Work out how many lines of the listing hold "Тамбовской", then state only that count.

───

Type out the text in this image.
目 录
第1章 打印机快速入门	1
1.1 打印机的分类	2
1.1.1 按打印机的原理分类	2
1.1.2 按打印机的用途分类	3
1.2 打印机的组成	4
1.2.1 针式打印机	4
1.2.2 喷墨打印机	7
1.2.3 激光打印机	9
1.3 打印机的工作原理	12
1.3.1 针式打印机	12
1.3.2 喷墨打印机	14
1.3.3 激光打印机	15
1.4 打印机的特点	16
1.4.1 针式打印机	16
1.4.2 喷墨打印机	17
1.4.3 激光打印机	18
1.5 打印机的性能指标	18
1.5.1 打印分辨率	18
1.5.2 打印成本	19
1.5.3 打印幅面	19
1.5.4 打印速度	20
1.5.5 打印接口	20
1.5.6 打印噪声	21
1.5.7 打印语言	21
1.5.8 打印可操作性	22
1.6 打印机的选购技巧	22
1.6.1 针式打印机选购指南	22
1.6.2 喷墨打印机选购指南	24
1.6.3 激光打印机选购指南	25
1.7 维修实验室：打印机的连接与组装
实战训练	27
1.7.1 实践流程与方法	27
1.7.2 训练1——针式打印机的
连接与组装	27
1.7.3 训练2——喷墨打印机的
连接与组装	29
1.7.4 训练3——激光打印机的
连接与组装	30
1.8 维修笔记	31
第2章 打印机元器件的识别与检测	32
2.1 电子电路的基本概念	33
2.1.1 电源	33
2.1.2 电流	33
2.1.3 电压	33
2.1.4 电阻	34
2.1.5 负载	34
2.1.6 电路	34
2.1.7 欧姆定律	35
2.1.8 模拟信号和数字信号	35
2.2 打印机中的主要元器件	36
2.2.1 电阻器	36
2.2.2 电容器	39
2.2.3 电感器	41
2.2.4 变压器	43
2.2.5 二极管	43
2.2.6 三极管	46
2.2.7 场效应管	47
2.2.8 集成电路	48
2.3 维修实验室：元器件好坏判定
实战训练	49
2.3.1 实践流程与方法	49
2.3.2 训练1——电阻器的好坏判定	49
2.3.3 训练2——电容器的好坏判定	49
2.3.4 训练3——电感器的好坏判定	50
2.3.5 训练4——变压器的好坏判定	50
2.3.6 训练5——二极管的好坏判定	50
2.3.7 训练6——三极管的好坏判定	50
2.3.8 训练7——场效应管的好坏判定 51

───

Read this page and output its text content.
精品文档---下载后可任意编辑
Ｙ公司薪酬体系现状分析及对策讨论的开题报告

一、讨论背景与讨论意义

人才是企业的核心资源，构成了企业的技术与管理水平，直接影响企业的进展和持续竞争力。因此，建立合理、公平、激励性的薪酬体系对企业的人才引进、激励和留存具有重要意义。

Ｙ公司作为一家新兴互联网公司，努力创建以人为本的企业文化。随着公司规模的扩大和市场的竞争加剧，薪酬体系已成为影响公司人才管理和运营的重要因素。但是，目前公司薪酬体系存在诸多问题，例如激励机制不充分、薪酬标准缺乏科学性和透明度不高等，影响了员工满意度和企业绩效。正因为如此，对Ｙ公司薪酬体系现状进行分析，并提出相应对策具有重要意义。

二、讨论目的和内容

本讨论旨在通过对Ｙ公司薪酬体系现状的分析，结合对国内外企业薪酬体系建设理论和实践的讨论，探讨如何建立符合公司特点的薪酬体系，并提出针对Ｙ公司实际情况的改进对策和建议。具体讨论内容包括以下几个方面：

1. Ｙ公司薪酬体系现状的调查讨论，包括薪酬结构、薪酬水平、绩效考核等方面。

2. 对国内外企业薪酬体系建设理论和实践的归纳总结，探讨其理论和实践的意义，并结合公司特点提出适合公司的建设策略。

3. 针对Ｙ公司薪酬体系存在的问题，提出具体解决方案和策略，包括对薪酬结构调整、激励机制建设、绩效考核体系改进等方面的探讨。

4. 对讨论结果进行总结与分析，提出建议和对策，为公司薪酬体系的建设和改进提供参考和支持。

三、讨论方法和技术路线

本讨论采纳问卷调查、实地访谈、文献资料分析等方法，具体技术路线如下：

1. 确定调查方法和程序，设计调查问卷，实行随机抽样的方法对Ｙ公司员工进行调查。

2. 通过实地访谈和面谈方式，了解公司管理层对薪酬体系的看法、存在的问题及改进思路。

───

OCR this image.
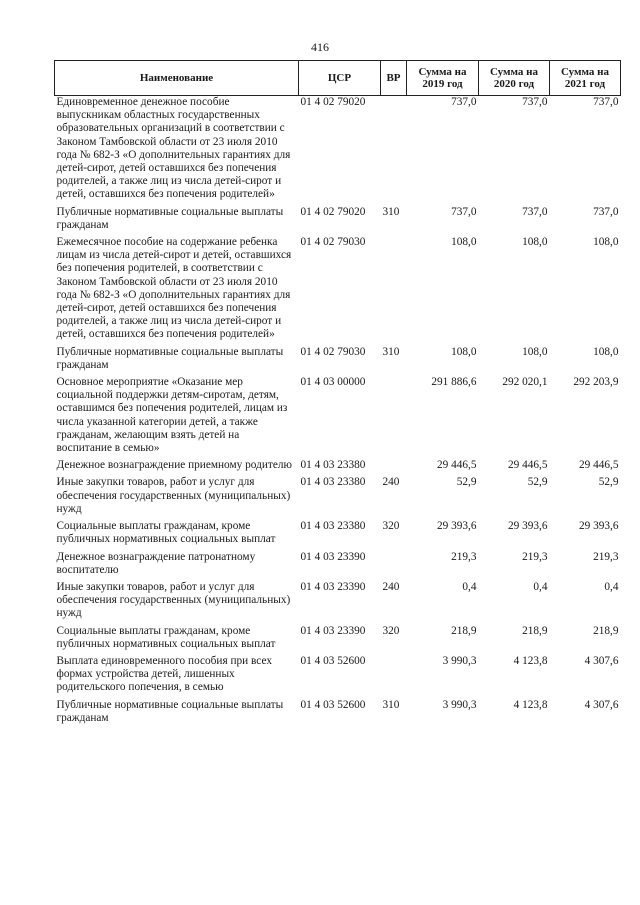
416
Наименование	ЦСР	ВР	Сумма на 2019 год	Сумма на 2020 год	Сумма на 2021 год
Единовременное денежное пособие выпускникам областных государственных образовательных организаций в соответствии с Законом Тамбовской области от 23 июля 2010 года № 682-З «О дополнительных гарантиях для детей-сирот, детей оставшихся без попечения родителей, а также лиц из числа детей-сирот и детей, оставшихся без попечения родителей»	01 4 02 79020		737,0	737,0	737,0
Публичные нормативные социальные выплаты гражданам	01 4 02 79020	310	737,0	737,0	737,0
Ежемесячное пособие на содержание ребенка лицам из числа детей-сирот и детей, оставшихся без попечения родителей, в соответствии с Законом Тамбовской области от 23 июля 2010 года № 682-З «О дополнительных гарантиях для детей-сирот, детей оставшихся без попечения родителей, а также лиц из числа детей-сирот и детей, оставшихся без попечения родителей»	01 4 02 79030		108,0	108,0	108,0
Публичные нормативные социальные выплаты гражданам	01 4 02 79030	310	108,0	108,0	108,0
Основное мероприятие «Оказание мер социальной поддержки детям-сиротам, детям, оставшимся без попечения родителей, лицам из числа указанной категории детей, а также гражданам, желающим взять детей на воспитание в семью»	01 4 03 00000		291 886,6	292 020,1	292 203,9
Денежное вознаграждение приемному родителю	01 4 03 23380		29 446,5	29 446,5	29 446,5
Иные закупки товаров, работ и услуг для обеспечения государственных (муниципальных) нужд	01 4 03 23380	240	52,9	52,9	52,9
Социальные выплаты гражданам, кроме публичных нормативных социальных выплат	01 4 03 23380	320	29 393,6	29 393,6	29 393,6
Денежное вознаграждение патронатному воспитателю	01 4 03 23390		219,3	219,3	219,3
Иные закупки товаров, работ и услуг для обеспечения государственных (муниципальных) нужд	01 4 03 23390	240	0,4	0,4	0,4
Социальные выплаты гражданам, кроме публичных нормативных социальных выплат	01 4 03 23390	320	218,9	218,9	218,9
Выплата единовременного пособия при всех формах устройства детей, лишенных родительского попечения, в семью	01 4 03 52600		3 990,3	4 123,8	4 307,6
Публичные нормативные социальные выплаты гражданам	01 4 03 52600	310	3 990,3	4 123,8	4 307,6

───

→ Finished answer: 2